[EXCERPTED RECORDS]:
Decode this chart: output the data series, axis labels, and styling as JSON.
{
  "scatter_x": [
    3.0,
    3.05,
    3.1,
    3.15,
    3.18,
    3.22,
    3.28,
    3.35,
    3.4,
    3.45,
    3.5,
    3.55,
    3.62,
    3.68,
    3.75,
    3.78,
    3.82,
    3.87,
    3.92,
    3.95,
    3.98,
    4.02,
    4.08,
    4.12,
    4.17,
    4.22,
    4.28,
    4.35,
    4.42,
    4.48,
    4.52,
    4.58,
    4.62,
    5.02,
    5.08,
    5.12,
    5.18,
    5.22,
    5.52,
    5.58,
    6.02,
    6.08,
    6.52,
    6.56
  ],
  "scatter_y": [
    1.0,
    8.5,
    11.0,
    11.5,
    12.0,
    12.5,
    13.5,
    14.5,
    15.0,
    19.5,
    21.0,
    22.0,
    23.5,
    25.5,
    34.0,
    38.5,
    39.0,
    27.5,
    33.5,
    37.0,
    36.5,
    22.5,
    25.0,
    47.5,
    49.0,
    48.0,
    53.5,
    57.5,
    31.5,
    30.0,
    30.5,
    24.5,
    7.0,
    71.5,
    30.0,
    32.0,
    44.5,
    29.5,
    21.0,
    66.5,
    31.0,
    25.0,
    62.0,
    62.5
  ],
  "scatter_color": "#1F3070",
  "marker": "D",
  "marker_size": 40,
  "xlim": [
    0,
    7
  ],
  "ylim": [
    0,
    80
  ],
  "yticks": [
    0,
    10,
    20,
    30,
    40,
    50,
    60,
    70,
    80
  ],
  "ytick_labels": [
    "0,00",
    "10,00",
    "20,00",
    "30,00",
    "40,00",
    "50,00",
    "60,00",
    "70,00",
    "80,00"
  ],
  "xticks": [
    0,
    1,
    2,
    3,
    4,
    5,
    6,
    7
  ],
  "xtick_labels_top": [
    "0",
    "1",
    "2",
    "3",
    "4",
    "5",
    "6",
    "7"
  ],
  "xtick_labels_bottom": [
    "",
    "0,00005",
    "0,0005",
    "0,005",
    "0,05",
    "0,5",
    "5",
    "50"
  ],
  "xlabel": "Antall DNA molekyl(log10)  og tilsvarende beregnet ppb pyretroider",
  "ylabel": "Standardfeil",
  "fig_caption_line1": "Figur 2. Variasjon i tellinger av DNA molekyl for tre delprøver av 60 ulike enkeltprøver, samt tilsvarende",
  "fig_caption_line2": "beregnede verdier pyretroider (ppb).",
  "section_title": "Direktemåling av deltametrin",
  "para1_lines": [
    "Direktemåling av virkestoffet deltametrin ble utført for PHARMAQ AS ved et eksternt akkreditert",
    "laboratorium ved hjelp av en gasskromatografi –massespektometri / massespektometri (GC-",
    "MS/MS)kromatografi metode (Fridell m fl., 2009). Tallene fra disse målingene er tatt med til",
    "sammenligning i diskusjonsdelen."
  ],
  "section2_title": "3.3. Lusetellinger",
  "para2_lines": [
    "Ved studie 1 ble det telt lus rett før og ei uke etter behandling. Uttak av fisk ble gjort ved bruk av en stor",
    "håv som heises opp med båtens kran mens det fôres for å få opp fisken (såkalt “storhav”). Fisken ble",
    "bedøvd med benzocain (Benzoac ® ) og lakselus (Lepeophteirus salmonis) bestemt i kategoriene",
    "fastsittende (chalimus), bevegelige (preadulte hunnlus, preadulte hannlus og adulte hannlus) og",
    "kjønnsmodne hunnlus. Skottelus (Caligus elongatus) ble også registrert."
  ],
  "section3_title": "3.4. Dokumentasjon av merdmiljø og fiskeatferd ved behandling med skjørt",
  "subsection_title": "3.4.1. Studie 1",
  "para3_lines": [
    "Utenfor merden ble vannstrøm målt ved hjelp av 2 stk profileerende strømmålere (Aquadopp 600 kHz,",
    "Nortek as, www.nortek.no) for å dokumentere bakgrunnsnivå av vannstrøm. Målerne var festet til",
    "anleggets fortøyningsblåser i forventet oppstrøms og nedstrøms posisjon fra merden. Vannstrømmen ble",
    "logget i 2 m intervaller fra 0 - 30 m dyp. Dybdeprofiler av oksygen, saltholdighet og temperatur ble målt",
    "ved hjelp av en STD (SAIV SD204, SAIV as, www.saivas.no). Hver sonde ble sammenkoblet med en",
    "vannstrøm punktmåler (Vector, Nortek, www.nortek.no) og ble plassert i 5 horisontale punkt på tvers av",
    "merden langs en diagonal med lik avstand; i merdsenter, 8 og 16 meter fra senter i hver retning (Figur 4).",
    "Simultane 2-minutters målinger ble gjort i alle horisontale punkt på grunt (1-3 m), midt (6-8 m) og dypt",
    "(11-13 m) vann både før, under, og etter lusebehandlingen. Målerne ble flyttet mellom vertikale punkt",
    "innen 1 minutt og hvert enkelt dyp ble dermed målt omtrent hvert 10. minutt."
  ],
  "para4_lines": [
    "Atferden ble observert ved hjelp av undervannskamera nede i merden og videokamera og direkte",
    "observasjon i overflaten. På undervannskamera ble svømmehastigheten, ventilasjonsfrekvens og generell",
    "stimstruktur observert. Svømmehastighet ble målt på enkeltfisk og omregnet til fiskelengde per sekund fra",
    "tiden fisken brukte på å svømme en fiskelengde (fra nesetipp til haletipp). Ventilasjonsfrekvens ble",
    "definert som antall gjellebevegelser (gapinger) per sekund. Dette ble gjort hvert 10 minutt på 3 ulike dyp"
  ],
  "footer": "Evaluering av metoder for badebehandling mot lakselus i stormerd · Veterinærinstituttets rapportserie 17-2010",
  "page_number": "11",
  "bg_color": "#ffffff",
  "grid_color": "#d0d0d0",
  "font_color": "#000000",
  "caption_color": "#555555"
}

[TO BE DONE]:
Across the entries above, how many lines contain "fisken"? Provide only the count.

[SOLUTION TO THE PROBLEM]:
2